» **Given instruction**
Copy all lines holding the word "xlabel" from the entries.

BEGIN Source records

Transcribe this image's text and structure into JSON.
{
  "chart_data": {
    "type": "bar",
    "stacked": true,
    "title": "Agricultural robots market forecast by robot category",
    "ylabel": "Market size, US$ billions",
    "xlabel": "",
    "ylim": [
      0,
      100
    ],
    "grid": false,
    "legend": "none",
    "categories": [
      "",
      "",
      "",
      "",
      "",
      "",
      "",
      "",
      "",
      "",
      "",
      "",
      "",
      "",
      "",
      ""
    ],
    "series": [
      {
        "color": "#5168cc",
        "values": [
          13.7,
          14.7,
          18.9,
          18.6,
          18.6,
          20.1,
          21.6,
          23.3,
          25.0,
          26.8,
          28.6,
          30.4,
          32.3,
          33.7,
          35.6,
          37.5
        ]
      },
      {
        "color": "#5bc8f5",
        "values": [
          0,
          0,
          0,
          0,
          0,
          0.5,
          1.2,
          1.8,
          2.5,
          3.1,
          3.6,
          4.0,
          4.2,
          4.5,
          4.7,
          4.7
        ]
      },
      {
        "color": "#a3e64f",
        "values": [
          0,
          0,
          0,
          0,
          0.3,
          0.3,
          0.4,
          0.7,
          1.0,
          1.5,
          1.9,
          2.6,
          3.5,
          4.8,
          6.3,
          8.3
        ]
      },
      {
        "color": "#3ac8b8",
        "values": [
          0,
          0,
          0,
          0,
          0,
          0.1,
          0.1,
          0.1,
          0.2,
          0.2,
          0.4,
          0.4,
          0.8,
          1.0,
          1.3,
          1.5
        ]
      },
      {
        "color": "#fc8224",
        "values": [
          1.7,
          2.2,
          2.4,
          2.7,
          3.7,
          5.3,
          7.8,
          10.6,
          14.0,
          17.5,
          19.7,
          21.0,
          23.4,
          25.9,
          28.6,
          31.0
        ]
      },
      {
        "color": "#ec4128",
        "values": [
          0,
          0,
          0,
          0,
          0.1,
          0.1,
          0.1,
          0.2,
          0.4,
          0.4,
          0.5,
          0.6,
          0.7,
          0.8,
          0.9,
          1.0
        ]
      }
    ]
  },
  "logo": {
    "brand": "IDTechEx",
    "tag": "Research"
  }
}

END Source records
BEGIN Source records

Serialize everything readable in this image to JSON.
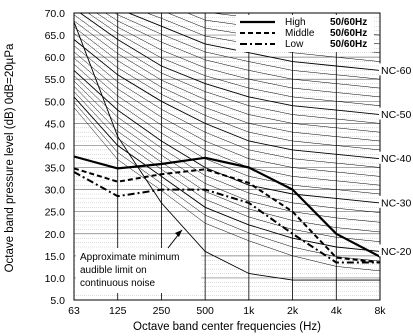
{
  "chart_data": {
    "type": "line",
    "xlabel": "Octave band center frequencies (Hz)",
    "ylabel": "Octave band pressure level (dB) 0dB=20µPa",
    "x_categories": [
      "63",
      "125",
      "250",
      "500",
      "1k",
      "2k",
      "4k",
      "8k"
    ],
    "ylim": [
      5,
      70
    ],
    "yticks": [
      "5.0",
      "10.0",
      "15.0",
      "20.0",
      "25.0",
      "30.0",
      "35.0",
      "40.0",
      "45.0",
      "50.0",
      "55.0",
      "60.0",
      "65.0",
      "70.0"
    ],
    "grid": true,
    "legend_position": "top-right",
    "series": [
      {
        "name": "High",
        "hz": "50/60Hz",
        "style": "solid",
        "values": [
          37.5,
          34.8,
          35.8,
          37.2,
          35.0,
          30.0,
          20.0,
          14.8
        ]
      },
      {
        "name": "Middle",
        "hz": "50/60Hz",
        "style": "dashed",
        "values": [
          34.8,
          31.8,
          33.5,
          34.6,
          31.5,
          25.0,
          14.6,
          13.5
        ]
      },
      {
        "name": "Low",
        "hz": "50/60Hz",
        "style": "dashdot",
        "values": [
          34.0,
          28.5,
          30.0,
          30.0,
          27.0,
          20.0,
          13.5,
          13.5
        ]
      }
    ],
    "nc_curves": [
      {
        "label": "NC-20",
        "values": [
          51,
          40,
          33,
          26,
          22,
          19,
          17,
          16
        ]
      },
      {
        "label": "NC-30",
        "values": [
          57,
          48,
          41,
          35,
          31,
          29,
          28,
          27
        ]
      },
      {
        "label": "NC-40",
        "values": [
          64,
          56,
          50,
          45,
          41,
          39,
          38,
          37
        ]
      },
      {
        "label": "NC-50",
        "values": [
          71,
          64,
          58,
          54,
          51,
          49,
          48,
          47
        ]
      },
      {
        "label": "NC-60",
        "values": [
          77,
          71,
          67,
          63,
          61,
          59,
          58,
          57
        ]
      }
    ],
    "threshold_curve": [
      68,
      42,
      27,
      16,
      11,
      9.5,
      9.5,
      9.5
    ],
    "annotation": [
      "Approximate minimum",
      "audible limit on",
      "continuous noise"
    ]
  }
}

END Source records

» **Complete answer**
    "xlabel": "",
    "xlabel": "Octave band center frequencies (Hz)",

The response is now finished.